■ Given task ■
Your task is to locate every line holding the string "ifcfg" and to copy each of them.

======== Dataset records

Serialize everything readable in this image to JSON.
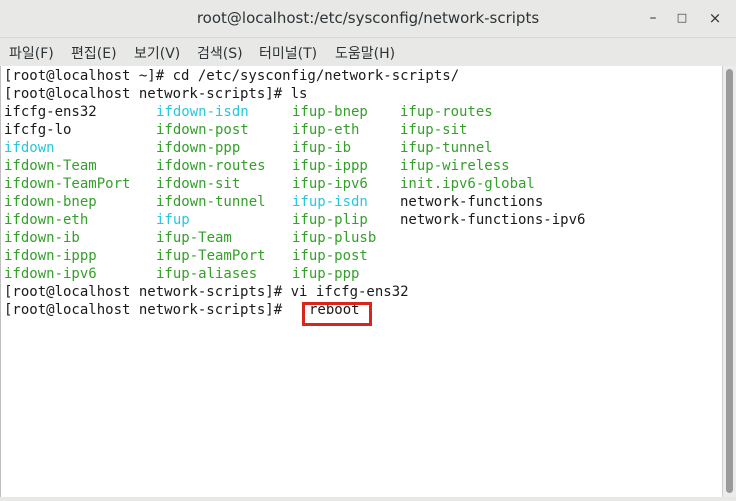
{
  "window": {
    "title": "root@localhost:/etc/sysconfig/network-scripts"
  },
  "window_buttons": {
    "minimize": "–",
    "maximize": "□",
    "close": "×"
  },
  "menu": {
    "items": [
      "파일(F)",
      "편집(E)",
      "보기(V)",
      "검색(S)",
      "터미널(T)",
      "도움말(H)"
    ]
  },
  "terminal": {
    "prompt_lines": [
      "[root@localhost ~]# cd /etc/sysconfig/network-scripts/",
      "[root@localhost network-scripts]# ls"
    ],
    "ls_rows": [
      [
        {
          "t": "ifcfg-ens32",
          "c": "default"
        },
        {
          "t": "ifdown-isdn",
          "c": "cyan"
        },
        {
          "t": "ifup-bnep",
          "c": "green"
        },
        {
          "t": "ifup-routes",
          "c": "green"
        }
      ],
      [
        {
          "t": "ifcfg-lo",
          "c": "default"
        },
        {
          "t": "ifdown-post",
          "c": "green"
        },
        {
          "t": "ifup-eth",
          "c": "green"
        },
        {
          "t": "ifup-sit",
          "c": "green"
        }
      ],
      [
        {
          "t": "ifdown",
          "c": "cyan"
        },
        {
          "t": "ifdown-ppp",
          "c": "green"
        },
        {
          "t": "ifup-ib",
          "c": "green"
        },
        {
          "t": "ifup-tunnel",
          "c": "green"
        }
      ],
      [
        {
          "t": "ifdown-Team",
          "c": "green"
        },
        {
          "t": "ifdown-routes",
          "c": "green"
        },
        {
          "t": "ifup-ippp",
          "c": "green"
        },
        {
          "t": "ifup-wireless",
          "c": "green"
        }
      ],
      [
        {
          "t": "ifdown-TeamPort",
          "c": "green"
        },
        {
          "t": "ifdown-sit",
          "c": "green"
        },
        {
          "t": "ifup-ipv6",
          "c": "green"
        },
        {
          "t": "init.ipv6-global",
          "c": "green"
        }
      ],
      [
        {
          "t": "ifdown-bnep",
          "c": "green"
        },
        {
          "t": "ifdown-tunnel",
          "c": "green"
        },
        {
          "t": "ifup-isdn",
          "c": "cyan"
        },
        {
          "t": "network-functions",
          "c": "default"
        }
      ],
      [
        {
          "t": "ifdown-eth",
          "c": "green"
        },
        {
          "t": "ifup",
          "c": "cyan"
        },
        {
          "t": "ifup-plip",
          "c": "green"
        },
        {
          "t": "network-functions-ipv6",
          "c": "default"
        }
      ],
      [
        {
          "t": "ifdown-ib",
          "c": "green"
        },
        {
          "t": "ifup-Team",
          "c": "green"
        },
        {
          "t": "ifup-plusb",
          "c": "green"
        },
        {
          "t": "",
          "c": "default"
        }
      ],
      [
        {
          "t": "ifdown-ippp",
          "c": "green"
        },
        {
          "t": "ifup-TeamPort",
          "c": "green"
        },
        {
          "t": "ifup-post",
          "c": "green"
        },
        {
          "t": "",
          "c": "default"
        }
      ],
      [
        {
          "t": "ifdown-ipv6",
          "c": "green"
        },
        {
          "t": "ifup-aliases",
          "c": "green"
        },
        {
          "t": "ifup-ppp",
          "c": "green"
        },
        {
          "t": "",
          "c": "default"
        }
      ]
    ],
    "after_lines": [
      "[root@localhost network-scripts]# vi ifcfg-ens32",
      "[root@localhost network-scripts]# "
    ],
    "current_command": "reboot"
  },
  "colors": {
    "green": "#34a02a",
    "cyan": "#28c6e0",
    "text": "#1a1a1a",
    "highlight": "#d9261c"
  }
}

================

■ The answer ■
          "t": "ifcfg-ens32",
          "t": "ifcfg-lo",
      "[root@localhost network-scripts]# vi ifcfg-ens32",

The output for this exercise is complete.